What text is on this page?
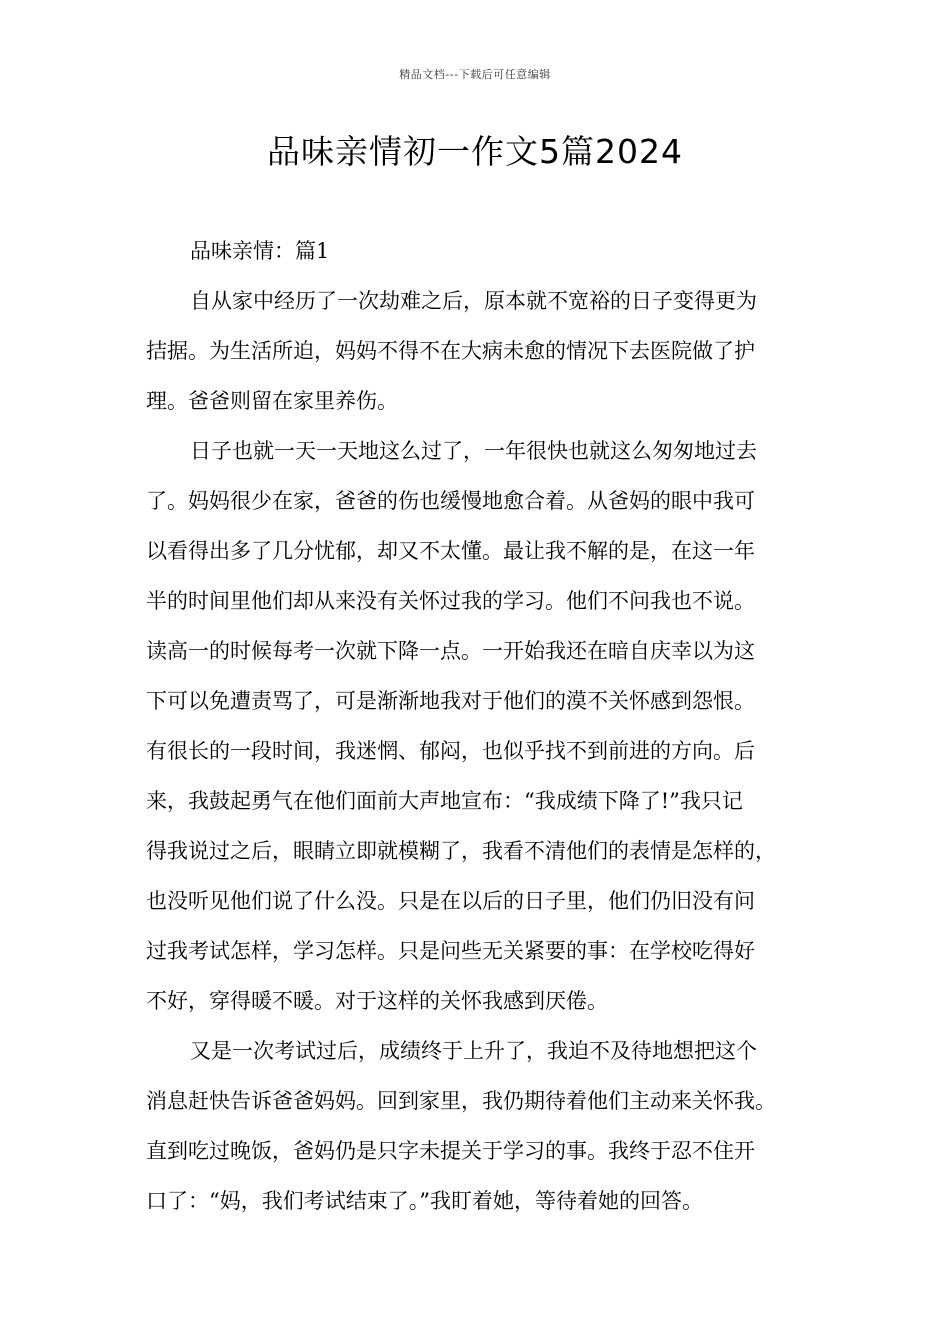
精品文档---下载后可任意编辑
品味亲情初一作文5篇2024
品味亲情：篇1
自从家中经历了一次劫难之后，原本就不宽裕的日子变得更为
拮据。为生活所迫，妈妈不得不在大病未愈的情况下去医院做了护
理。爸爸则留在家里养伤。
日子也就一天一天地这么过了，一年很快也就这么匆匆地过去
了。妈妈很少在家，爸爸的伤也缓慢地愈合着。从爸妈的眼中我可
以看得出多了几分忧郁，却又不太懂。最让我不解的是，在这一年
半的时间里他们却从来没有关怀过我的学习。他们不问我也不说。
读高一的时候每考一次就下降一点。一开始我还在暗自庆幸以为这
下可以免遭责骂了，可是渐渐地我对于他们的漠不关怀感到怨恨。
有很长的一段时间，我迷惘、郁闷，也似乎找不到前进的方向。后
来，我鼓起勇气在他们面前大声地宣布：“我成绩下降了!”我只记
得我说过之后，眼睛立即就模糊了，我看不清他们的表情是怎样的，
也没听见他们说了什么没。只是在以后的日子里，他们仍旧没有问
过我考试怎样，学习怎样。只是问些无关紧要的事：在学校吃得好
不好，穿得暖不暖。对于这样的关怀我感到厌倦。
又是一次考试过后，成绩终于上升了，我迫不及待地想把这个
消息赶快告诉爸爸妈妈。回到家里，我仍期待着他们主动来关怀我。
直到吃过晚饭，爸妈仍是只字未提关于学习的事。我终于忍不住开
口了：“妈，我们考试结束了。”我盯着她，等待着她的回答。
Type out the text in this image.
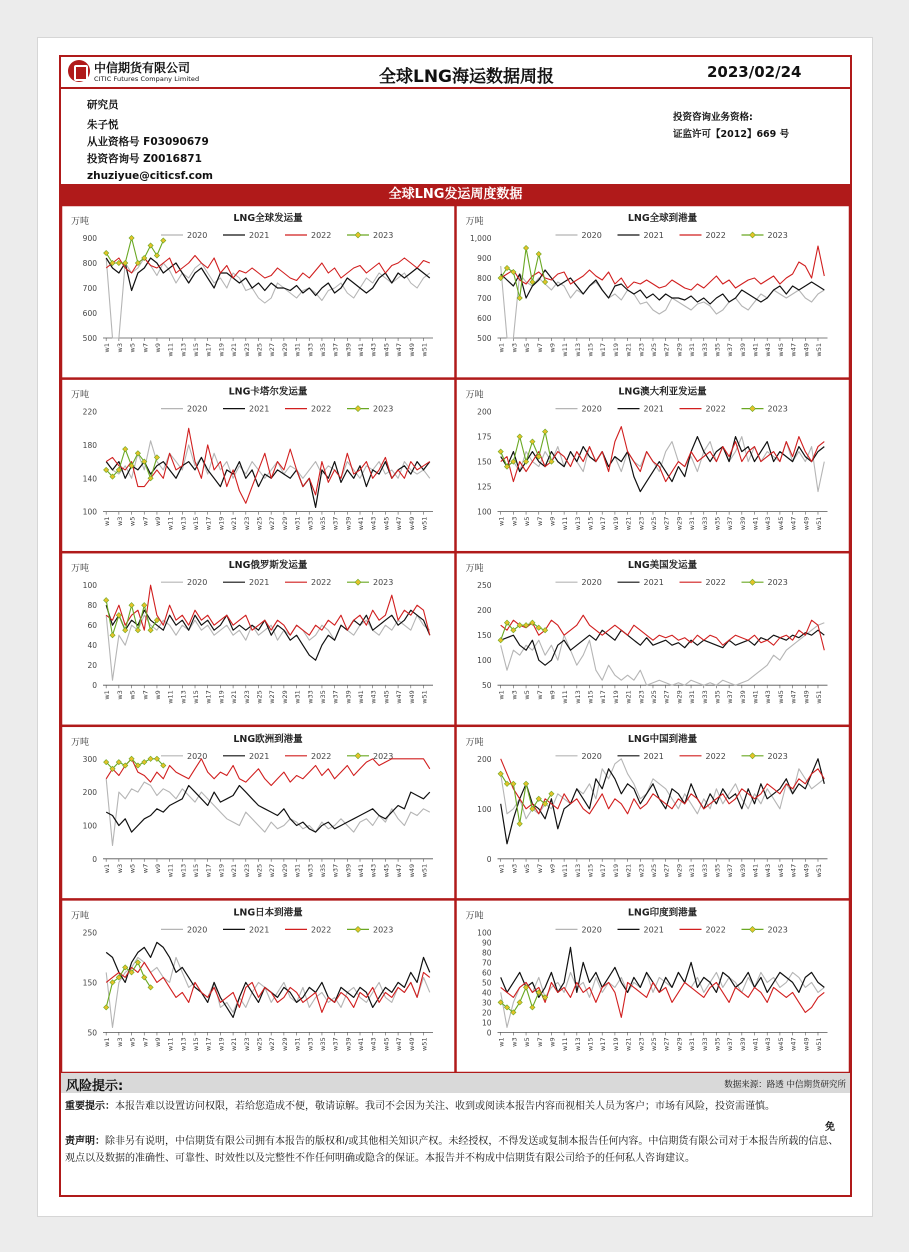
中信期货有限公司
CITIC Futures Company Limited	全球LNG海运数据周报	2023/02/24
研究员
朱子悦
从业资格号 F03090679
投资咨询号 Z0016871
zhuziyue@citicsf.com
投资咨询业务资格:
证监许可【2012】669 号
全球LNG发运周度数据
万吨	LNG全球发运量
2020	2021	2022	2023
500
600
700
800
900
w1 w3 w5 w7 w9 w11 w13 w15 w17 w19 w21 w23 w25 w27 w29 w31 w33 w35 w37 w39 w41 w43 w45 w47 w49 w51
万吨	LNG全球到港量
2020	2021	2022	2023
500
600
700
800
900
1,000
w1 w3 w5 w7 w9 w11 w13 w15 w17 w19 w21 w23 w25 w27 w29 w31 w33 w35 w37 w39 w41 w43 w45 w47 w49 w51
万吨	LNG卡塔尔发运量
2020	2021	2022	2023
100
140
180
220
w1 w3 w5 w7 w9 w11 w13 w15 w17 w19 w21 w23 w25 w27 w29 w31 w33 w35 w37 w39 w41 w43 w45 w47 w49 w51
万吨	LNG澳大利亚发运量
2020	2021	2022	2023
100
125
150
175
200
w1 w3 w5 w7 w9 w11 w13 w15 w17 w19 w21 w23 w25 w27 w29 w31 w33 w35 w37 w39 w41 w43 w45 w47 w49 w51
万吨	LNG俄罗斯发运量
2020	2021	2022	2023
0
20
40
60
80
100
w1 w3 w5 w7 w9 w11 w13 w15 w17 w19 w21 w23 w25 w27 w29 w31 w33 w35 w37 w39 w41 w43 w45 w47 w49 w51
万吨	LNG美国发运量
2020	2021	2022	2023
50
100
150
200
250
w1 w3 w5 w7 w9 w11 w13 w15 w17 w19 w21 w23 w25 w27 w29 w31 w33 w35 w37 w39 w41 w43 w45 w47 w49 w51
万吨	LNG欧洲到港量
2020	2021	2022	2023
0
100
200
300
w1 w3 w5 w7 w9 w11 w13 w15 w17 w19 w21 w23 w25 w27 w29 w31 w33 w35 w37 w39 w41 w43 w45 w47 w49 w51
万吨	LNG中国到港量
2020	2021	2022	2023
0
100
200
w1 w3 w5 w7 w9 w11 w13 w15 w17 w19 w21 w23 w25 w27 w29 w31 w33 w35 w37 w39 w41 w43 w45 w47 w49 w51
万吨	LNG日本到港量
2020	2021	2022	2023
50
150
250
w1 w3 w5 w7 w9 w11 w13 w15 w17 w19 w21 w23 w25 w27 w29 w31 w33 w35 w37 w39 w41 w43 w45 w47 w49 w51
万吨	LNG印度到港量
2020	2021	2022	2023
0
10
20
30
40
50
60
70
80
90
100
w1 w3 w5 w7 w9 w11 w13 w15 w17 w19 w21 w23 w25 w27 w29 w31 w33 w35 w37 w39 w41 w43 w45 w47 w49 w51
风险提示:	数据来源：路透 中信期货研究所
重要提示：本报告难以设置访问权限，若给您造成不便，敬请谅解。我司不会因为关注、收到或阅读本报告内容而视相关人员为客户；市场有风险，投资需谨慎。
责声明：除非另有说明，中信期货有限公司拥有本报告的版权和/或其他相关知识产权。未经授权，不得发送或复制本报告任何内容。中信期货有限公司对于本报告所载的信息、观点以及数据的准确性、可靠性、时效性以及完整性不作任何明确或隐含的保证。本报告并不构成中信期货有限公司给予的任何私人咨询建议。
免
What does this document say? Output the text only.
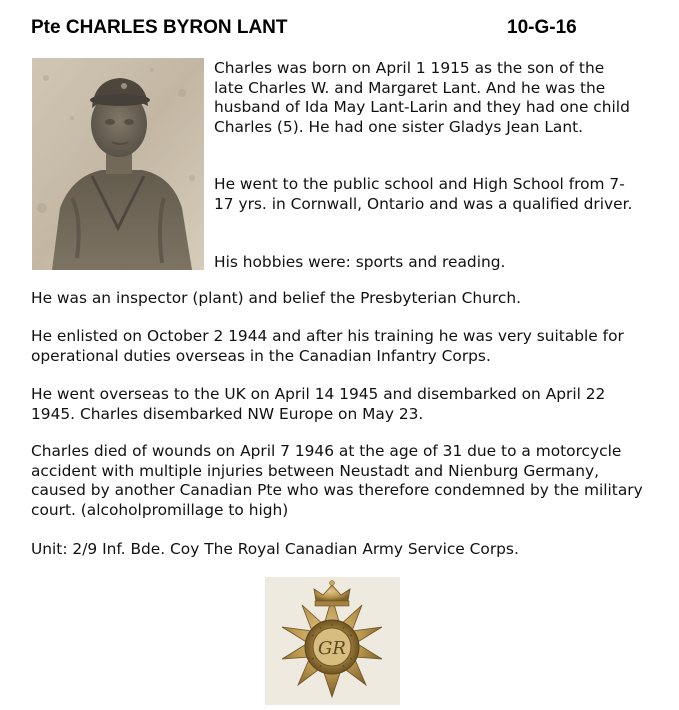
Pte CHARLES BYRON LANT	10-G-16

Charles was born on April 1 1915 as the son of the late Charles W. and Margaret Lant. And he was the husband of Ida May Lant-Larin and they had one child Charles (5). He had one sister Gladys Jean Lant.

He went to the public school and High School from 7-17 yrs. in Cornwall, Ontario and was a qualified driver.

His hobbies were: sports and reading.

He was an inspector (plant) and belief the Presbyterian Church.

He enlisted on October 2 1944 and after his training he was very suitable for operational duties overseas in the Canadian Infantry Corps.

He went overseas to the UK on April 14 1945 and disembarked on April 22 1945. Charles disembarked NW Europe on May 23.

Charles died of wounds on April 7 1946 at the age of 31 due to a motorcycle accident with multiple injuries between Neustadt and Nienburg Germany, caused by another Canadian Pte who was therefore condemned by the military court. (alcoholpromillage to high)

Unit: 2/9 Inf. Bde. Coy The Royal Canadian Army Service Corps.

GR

##########

◆ **Instructions to follow**
Pull out every line above that holds the word "What".

◆ **Worked answer**
What text is on this page?
What does this document say? Output the text only.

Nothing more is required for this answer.